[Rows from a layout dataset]

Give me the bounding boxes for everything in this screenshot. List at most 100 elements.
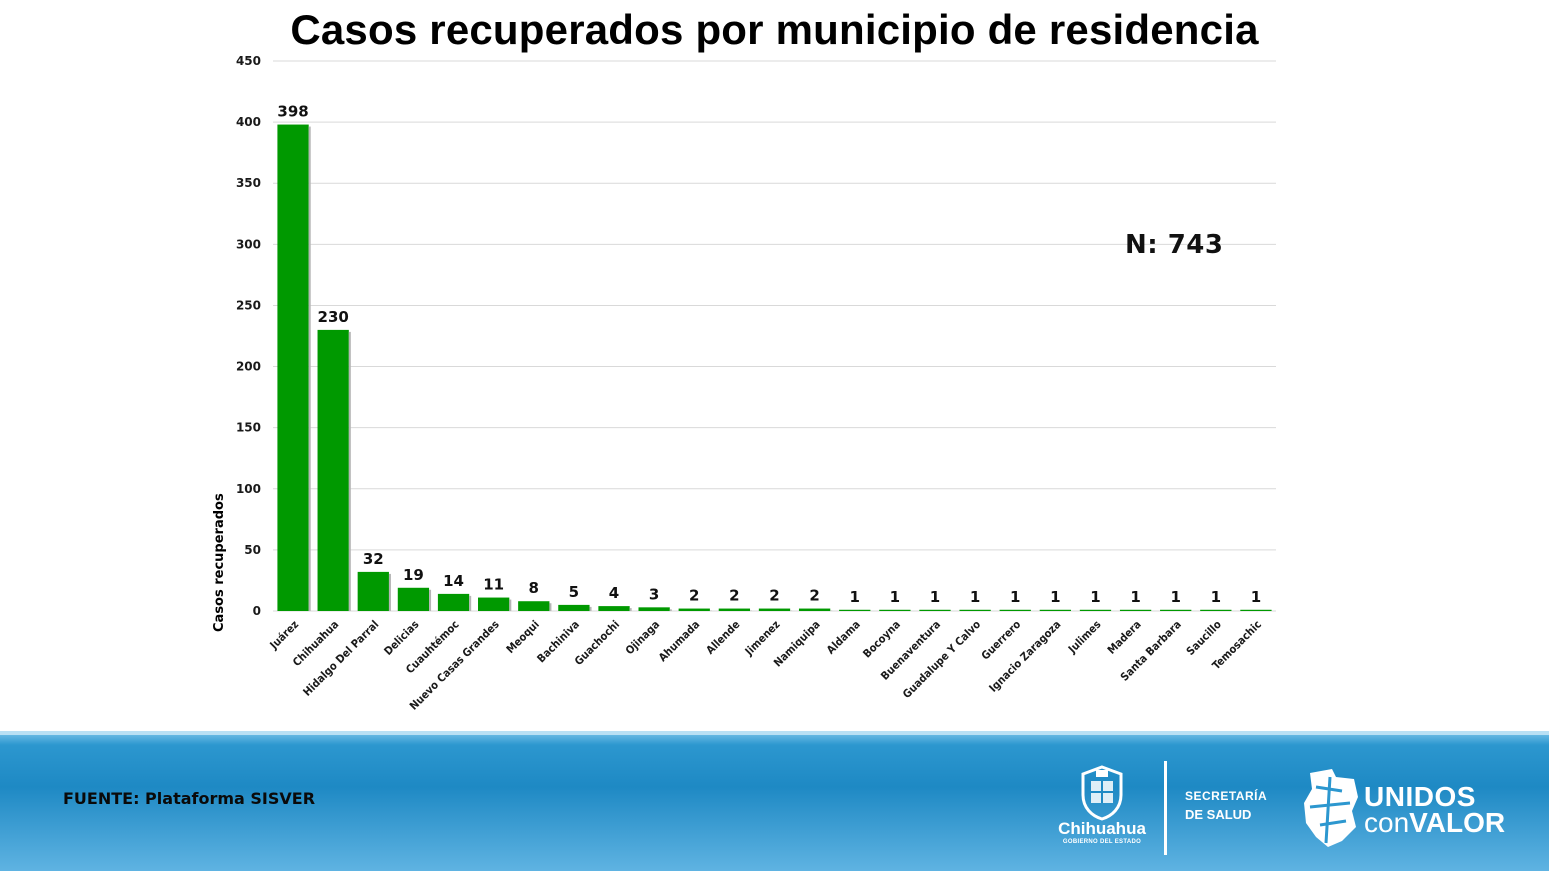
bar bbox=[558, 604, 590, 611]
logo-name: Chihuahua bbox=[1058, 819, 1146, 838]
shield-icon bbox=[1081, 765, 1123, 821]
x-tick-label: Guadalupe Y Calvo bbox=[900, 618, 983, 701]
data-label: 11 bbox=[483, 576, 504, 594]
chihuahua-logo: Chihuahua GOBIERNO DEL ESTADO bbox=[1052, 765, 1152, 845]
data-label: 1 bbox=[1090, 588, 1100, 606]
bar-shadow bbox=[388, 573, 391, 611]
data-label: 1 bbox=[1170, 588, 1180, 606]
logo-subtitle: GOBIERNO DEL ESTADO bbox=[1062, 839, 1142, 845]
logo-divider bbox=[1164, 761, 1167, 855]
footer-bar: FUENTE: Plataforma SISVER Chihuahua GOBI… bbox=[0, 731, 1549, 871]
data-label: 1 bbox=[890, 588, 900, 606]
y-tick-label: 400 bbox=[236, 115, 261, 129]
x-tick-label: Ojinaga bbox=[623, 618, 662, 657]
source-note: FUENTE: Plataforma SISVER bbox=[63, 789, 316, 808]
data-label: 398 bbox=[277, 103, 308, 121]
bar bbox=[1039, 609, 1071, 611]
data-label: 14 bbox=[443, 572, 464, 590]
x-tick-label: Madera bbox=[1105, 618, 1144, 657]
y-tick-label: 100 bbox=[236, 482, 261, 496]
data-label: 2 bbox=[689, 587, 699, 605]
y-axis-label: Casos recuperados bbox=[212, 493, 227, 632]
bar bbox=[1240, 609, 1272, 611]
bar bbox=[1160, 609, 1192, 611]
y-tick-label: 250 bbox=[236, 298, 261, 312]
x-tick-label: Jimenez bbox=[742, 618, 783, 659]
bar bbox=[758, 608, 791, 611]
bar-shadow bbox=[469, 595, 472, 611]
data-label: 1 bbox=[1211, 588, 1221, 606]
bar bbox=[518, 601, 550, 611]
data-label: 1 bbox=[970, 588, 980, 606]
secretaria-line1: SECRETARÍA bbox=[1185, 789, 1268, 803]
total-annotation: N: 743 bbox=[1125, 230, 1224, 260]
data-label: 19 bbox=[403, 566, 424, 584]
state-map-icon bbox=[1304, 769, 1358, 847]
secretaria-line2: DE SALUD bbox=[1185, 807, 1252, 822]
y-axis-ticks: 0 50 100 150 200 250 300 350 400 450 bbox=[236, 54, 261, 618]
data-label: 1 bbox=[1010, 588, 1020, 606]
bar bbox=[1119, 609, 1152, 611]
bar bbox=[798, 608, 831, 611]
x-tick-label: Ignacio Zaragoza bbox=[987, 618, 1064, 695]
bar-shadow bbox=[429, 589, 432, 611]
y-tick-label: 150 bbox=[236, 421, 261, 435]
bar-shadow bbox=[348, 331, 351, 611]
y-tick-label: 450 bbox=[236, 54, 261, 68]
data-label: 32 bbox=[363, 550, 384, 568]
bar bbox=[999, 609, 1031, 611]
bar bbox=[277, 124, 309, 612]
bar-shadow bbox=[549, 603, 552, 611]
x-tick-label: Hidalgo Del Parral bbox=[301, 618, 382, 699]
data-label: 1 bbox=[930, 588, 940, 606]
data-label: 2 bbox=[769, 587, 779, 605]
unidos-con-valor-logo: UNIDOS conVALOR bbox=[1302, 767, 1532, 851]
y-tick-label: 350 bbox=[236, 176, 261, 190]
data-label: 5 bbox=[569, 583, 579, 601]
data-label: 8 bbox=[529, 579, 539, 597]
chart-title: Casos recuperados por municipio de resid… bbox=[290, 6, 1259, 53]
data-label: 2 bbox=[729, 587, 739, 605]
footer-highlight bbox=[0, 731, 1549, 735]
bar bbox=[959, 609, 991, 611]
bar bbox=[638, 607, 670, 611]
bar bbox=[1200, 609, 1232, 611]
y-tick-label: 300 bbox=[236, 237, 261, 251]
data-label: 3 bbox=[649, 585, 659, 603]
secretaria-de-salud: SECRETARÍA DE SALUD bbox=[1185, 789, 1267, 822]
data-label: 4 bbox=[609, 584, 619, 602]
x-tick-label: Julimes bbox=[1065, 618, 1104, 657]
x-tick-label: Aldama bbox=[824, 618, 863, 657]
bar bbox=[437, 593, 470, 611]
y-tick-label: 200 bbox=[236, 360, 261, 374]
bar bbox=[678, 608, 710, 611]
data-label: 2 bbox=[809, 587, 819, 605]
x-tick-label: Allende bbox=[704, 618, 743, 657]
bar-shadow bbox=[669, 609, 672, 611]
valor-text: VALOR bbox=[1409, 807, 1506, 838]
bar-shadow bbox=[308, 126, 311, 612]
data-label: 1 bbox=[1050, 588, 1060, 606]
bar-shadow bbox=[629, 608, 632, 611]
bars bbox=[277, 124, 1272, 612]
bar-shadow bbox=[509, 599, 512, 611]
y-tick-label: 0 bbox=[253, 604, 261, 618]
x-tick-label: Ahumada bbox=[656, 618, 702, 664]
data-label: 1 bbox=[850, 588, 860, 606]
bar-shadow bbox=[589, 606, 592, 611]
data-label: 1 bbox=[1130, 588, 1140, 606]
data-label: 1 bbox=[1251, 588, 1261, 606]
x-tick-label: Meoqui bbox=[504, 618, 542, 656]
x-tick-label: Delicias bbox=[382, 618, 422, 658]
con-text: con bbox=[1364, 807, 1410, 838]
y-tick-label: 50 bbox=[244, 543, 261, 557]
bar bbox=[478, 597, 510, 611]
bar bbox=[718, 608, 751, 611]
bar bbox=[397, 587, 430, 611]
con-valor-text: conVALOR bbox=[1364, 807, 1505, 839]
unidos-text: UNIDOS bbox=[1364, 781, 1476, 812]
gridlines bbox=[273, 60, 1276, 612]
...
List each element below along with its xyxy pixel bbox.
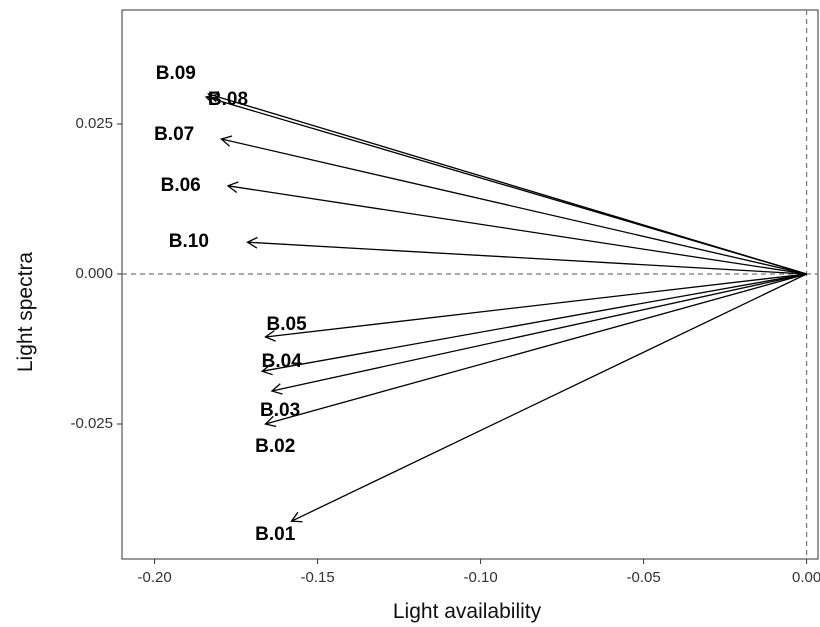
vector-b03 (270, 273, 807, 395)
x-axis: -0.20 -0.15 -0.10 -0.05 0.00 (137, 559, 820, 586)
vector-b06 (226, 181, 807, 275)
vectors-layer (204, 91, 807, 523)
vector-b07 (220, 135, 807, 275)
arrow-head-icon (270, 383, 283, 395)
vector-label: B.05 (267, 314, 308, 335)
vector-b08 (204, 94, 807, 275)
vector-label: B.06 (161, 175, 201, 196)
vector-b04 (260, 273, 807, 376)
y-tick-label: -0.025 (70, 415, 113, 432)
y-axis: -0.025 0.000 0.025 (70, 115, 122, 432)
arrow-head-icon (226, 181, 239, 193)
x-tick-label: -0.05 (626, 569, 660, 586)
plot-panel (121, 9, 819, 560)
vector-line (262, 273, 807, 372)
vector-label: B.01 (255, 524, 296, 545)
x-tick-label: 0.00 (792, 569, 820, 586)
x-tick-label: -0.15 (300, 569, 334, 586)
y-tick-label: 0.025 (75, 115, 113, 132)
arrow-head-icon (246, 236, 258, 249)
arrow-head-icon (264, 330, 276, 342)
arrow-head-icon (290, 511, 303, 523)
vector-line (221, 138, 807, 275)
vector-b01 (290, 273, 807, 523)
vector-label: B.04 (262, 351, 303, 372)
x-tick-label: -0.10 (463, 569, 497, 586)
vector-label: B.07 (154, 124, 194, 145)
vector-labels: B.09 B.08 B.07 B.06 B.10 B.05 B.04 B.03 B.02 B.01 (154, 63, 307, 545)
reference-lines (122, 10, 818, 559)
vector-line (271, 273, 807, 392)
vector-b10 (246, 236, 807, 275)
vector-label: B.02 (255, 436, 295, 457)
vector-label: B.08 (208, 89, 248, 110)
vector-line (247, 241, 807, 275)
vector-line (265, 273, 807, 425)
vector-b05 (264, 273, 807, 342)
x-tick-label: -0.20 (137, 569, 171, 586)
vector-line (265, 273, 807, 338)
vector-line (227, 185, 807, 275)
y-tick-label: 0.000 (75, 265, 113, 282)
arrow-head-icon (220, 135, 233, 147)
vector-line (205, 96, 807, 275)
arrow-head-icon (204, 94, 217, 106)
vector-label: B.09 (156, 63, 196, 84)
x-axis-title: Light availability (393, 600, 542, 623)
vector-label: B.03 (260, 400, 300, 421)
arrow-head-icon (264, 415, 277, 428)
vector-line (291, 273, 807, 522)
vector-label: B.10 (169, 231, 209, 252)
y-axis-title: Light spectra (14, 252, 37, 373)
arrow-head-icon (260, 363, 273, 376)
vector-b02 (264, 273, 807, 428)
---
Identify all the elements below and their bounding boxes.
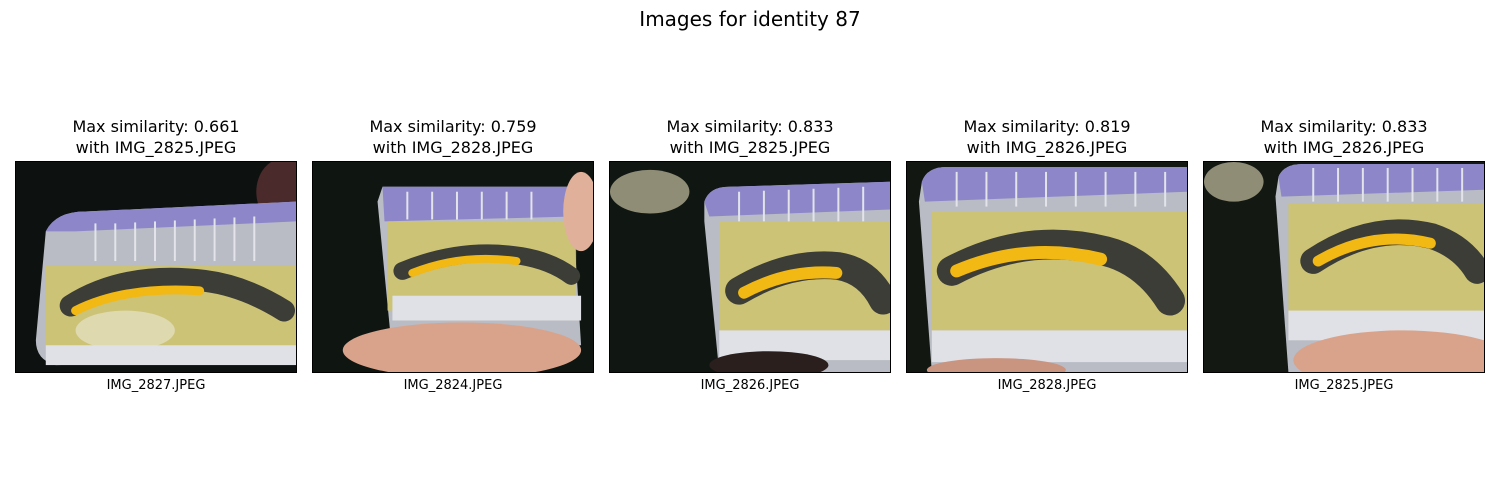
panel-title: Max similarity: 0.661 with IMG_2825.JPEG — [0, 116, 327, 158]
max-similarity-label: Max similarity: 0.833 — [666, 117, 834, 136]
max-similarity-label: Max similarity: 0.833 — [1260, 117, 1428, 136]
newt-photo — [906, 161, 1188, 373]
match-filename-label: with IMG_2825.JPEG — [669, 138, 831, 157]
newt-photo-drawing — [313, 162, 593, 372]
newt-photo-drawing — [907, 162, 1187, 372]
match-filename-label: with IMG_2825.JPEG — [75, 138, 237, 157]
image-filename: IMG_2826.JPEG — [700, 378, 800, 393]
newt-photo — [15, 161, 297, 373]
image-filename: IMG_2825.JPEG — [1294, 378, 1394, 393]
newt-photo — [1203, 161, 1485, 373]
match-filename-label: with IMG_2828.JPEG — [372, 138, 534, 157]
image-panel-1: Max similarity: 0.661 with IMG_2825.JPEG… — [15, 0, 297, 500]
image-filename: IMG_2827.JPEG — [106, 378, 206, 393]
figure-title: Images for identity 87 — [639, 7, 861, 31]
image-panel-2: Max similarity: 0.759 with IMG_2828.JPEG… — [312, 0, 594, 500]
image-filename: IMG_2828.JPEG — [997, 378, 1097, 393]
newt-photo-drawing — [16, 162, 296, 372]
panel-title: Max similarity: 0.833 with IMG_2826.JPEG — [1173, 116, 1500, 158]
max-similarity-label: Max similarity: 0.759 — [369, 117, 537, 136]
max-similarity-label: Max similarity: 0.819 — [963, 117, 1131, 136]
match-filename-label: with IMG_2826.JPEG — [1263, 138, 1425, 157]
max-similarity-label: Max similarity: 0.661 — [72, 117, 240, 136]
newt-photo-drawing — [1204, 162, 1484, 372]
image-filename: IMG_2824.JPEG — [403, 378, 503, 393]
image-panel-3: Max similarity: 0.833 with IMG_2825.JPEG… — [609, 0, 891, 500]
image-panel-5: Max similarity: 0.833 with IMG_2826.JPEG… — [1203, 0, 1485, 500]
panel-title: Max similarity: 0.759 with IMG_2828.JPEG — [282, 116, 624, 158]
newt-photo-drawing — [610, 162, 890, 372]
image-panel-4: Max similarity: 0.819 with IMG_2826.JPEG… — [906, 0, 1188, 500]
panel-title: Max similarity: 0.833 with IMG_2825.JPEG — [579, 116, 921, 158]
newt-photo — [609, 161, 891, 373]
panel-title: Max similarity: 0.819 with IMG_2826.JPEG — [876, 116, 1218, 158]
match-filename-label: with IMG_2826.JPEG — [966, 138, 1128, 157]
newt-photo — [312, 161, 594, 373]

_TASK INSTRUCTIONS_.
Reproduce, without any changes, the stretch of the listing from the line containing "panel-title: Max similarity: 0.661" through the line containing "max-similarity-label: Max similarity: 0.759".

_RESULT OF THE EXERCISE_.
panel-title: Max similarity: 0.661 with IMG_2825.JPEG — [0, 116, 327, 158]
max-similarity-label: Max similarity: 0.833 — [666, 117, 834, 136]
max-similarity-label: Max similarity: 0.833 — [1260, 117, 1428, 136]
newt-photo — [906, 161, 1188, 373]
match-filename-label: with IMG_2825.JPEG — [669, 138, 831, 157]
newt-photo-drawing — [313, 162, 593, 372]
newt-photo-drawing — [907, 162, 1187, 372]
match-filename-label: with IMG_2825.JPEG — [75, 138, 237, 157]
image-filename: IMG_2826.JPEG — [700, 378, 800, 393]
newt-photo — [15, 161, 297, 373]
image-filename: IMG_2825.JPEG — [1294, 378, 1394, 393]
newt-photo — [1203, 161, 1485, 373]
match-filename-label: with IMG_2828.JPEG — [372, 138, 534, 157]
image-panel-1: Max similarity: 0.661 with IMG_2825.JPEG… — [15, 0, 297, 500]
image-filename: IMG_2827.JPEG — [106, 378, 206, 393]
figure-title: Images for identity 87 — [639, 7, 861, 31]
image-panel-2: Max similarity: 0.759 with IMG_2828.JPEG… — [312, 0, 594, 500]
image-filename: IMG_2828.JPEG — [997, 378, 1097, 393]
newt-photo-drawing — [16, 162, 296, 372]
panel-title: Max similarity: 0.833 with IMG_2826.JPEG — [1173, 116, 1500, 158]
max-similarity-label: Max similarity: 0.759 — [369, 117, 537, 136]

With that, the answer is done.